Do this> State the number of lines below in which the word "Kepada" appears. Nothing else belongs in the answer.
-- BEGIN Entries shown --
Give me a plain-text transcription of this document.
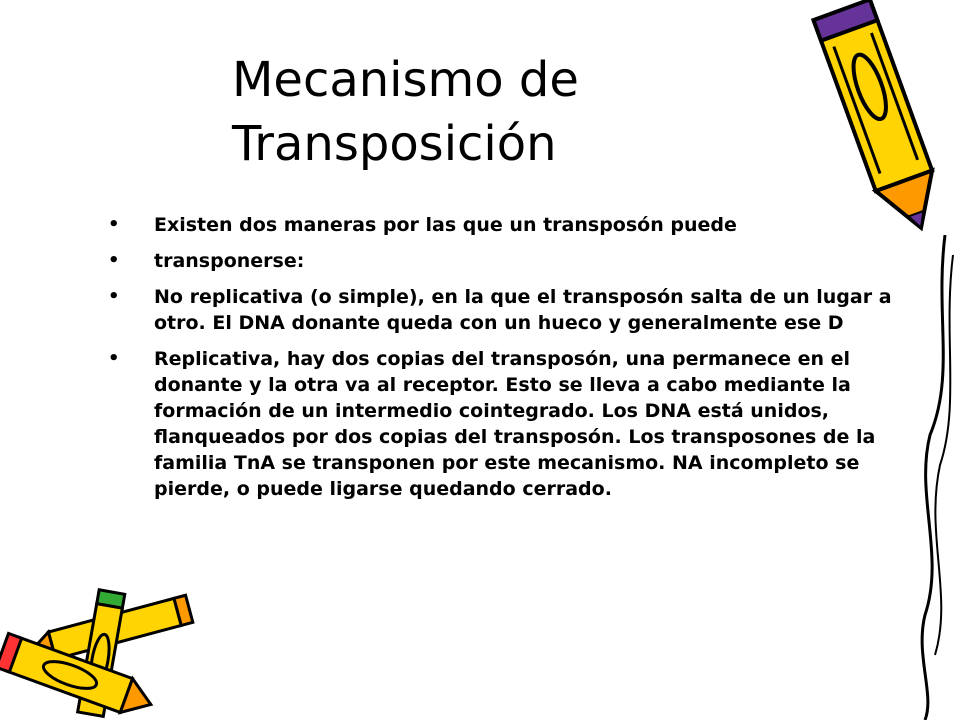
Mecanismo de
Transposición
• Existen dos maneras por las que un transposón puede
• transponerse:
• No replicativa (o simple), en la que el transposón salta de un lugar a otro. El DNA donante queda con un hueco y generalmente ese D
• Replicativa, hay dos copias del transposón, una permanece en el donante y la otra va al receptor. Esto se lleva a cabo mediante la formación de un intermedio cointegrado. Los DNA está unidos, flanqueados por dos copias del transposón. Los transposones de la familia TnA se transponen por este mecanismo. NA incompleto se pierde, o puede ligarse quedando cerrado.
-- END Entries shown --
-- BEGIN Entries shown --
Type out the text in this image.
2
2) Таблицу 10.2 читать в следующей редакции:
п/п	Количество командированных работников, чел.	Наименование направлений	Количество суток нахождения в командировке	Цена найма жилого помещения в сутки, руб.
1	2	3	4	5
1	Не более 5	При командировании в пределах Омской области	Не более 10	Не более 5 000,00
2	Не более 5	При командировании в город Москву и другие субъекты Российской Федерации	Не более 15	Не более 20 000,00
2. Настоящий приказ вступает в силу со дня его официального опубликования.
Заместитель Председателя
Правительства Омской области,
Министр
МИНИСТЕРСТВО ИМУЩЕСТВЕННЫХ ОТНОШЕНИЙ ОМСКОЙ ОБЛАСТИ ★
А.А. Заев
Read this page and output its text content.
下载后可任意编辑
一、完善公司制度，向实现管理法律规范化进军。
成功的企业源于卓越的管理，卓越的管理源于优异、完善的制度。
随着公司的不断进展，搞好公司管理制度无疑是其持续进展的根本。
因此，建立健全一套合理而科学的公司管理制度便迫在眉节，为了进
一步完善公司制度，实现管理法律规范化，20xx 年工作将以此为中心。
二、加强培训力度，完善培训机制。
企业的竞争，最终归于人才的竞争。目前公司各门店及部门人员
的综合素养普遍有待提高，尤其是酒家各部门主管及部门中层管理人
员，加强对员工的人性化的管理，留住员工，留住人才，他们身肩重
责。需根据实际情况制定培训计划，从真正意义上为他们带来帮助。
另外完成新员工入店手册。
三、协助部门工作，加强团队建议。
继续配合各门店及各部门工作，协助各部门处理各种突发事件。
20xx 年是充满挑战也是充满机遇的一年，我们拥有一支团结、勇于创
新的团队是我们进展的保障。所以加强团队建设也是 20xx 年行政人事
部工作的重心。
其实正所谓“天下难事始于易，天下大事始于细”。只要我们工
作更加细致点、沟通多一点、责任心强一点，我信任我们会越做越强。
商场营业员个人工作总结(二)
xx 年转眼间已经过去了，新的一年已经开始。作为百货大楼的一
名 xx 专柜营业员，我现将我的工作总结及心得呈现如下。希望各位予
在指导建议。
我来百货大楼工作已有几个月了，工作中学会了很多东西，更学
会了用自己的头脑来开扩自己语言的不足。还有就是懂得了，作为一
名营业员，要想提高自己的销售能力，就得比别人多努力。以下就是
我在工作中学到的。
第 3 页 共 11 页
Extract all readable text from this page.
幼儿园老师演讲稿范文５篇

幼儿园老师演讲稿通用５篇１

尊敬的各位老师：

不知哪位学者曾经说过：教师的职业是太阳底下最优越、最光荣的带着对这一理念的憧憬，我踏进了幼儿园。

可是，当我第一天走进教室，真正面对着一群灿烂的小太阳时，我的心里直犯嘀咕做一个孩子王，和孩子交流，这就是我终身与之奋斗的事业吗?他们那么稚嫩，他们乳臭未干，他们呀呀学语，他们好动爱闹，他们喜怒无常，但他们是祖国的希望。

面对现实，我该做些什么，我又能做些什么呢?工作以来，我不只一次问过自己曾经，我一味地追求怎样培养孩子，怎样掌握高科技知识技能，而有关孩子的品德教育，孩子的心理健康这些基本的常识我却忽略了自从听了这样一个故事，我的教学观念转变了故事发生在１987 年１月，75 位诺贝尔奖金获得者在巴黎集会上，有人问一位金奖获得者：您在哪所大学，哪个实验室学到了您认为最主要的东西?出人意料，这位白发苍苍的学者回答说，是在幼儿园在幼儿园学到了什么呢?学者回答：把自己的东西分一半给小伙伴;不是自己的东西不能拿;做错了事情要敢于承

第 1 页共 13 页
-- END Entries shown --
-- BEGIN Entries shown --
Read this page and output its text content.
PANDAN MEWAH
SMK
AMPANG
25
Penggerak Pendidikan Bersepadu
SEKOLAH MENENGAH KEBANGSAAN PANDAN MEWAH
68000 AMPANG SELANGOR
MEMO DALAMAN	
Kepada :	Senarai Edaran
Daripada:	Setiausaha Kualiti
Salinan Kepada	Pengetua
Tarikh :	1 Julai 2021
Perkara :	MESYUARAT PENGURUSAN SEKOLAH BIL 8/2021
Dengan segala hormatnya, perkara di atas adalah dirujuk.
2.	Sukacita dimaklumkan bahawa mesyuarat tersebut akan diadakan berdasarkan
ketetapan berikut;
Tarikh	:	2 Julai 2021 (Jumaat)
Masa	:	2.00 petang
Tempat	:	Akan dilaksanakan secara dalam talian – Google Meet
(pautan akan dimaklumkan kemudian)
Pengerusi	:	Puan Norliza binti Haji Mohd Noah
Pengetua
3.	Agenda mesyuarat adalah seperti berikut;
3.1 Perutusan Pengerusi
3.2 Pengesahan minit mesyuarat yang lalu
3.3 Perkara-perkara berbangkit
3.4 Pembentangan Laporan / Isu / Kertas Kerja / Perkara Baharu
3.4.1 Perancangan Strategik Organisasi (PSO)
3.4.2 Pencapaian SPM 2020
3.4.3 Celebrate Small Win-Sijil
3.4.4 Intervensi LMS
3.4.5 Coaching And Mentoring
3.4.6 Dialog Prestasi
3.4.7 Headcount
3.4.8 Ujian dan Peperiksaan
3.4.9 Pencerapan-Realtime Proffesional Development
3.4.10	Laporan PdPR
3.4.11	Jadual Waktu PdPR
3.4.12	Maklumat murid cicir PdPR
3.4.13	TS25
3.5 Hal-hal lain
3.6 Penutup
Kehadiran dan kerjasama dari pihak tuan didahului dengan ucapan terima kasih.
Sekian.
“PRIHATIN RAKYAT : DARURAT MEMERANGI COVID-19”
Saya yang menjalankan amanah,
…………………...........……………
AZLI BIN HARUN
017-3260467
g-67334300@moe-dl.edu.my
-- END Entries shown --
Solution> 2